Task statement: Exactly reproduce each line of the listing that follows.

(Collected data)
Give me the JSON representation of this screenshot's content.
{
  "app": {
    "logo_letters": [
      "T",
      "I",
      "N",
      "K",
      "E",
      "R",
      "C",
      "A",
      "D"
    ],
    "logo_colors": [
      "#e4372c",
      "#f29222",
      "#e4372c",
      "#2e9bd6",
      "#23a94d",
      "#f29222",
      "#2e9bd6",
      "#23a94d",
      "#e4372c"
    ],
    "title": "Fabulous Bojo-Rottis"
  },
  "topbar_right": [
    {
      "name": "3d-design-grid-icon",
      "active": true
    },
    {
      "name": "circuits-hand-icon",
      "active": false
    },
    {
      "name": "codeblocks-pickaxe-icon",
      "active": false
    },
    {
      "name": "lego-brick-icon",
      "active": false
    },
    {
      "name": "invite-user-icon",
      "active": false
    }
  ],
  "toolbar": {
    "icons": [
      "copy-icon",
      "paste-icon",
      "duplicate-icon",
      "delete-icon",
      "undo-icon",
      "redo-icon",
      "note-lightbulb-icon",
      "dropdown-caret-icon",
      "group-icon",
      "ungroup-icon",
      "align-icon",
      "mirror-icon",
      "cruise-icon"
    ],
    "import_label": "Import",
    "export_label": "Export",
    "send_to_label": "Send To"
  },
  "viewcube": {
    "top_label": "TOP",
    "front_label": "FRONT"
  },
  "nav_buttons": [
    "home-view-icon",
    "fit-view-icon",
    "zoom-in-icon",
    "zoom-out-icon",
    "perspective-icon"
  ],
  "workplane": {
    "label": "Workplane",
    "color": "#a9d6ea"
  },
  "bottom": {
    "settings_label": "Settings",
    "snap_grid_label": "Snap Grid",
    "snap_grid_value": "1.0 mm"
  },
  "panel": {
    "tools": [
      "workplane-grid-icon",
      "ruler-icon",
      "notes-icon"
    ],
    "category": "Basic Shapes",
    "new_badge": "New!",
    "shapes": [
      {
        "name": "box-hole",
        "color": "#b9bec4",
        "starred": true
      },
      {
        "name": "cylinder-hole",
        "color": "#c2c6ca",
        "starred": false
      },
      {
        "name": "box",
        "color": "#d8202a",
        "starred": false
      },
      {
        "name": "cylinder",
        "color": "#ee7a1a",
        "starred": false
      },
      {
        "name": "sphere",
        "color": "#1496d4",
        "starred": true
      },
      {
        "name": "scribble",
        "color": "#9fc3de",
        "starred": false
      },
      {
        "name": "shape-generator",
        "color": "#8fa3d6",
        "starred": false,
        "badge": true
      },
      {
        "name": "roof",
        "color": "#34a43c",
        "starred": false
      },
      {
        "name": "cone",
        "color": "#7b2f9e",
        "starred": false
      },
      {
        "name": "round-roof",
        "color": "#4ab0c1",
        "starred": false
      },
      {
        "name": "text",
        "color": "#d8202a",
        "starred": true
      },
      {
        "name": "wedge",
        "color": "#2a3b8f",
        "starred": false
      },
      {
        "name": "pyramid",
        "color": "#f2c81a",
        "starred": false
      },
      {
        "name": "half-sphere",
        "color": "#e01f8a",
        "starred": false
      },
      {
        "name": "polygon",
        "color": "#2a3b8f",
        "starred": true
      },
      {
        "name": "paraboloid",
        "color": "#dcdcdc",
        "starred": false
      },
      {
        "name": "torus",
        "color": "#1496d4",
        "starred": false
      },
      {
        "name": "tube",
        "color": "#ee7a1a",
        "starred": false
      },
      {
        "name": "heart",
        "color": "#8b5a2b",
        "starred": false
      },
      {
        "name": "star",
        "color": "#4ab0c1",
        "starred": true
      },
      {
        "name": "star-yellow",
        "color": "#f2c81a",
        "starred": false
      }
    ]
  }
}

Written answer:
Give me the JSON representation of this screenshot's content.
{
  "app": {
    "logo_letters": [
      "T",
      "I",
      "N",
      "K",
      "E",
      "R",
      "C",
      "A",
      "D"
    ],
    "logo_colors": [
      "#e4372c",
      "#f29222",
      "#e4372c",
      "#2e9bd6",
      "#23a94d",
      "#f29222",
      "#2e9bd6",
      "#23a94d",
      "#e4372c"
    ],
    "title": "Fabulous Bojo-Rottis"
  },
  "topbar_right": [
    {
      "name": "3d-design-grid-icon",
      "active": true
    },
    {
      "name": "circuits-hand-icon",
      "active": false
    },
    {
      "name": "codeblocks-pickaxe-icon",
      "active": false
    },
    {
      "name": "lego-brick-icon",
      "active": false
    },
    {
      "name": "invite-user-icon",
      "active": false
    }
  ],
  "toolbar": {
    "icons": [
      "copy-icon",
      "paste-icon",
      "duplicate-icon",
      "delete-icon",
      "undo-icon",
      "redo-icon",
      "note-lightbulb-icon",
      "dropdown-caret-icon",
      "group-icon",
      "ungroup-icon",
      "align-icon",
      "mirror-icon",
      "cruise-icon"
    ],
    "import_label": "Import",
    "export_label": "Export",
    "send_to_label": "Send To"
  },
  "viewcube": {
    "top_label": "TOP",
    "front_label": "FRONT"
  },
  "nav_buttons": [
    "home-view-icon",
    "fit-view-icon",
    "zoom-in-icon",
    "zoom-out-icon",
    "perspective-icon"
  ],
  "workplane": {
    "label": "Workplane",
    "color": "#a9d6ea"
  },
  "bottom": {
    "settings_label": "Settings",
    "snap_grid_label": "Snap Grid",
    "snap_grid_value": "1.0 mm"
  },
  "panel": {
    "tools": [
      "workplane-grid-icon",
      "ruler-icon",
      "notes-icon"
    ],
    "category": "Basic Shapes",
    "new_badge": "New!",
    "shapes": [
      {
        "name": "box-hole",
        "color": "#b9bec4",
        "starred": true
      },
      {
        "name": "cylinder-hole",
        "color": "#c2c6ca",
        "starred": false
      },
      {
        "name": "box",
        "color": "#d8202a",
        "starred": false
      },
      {
        "name": "cylinder",
        "color": "#ee7a1a",
        "starred": false
      },
      {
        "name": "sphere",
        "color": "#1496d4",
        "starred": true
      },
      {
        "name": "scribble",
        "color": "#9fc3de",
        "starred": false
      },
      {
        "name": "shape-generator",
        "color": "#8fa3d6",
        "starred": false,
        "badge": true
      },
      {
        "name": "roof",
        "color": "#34a43c",
        "starred": false
      },
      {
        "name": "cone",
        "color": "#7b2f9e",
        "starred": false
      },
      {
        "name": "round-roof",
        "color": "#4ab0c1",
        "starred": false
      },
      {
        "name": "text",
        "color": "#d8202a",
        "starred": true
      },
      {
        "name": "wedge",
        "color": "#2a3b8f",
        "starred": false
      },
      {
        "name": "pyramid",
        "color": "#f2c81a",
        "starred": false
      },
      {
        "name": "half-sphere",
        "color": "#e01f8a",
        "starred": false
      },
      {
        "name": "polygon",
        "color": "#2a3b8f",
        "starred": true
      },
      {
        "name": "paraboloid",
        "color": "#dcdcdc",
        "starred": false
      },
      {
        "name": "torus",
        "color": "#1496d4",
        "starred": false
      },
      {
        "name": "tube",
        "color": "#ee7a1a",
        "starred": false
      },
      {
        "name": "heart",
        "color": "#8b5a2b",
        "starred": false
      },
      {
        "name": "star",
        "color": "#4ab0c1",
        "starred": true
      },
      {
        "name": "star-yellow",
        "color": "#f2c81a",
        "starred": false
      }
    ]
  }
}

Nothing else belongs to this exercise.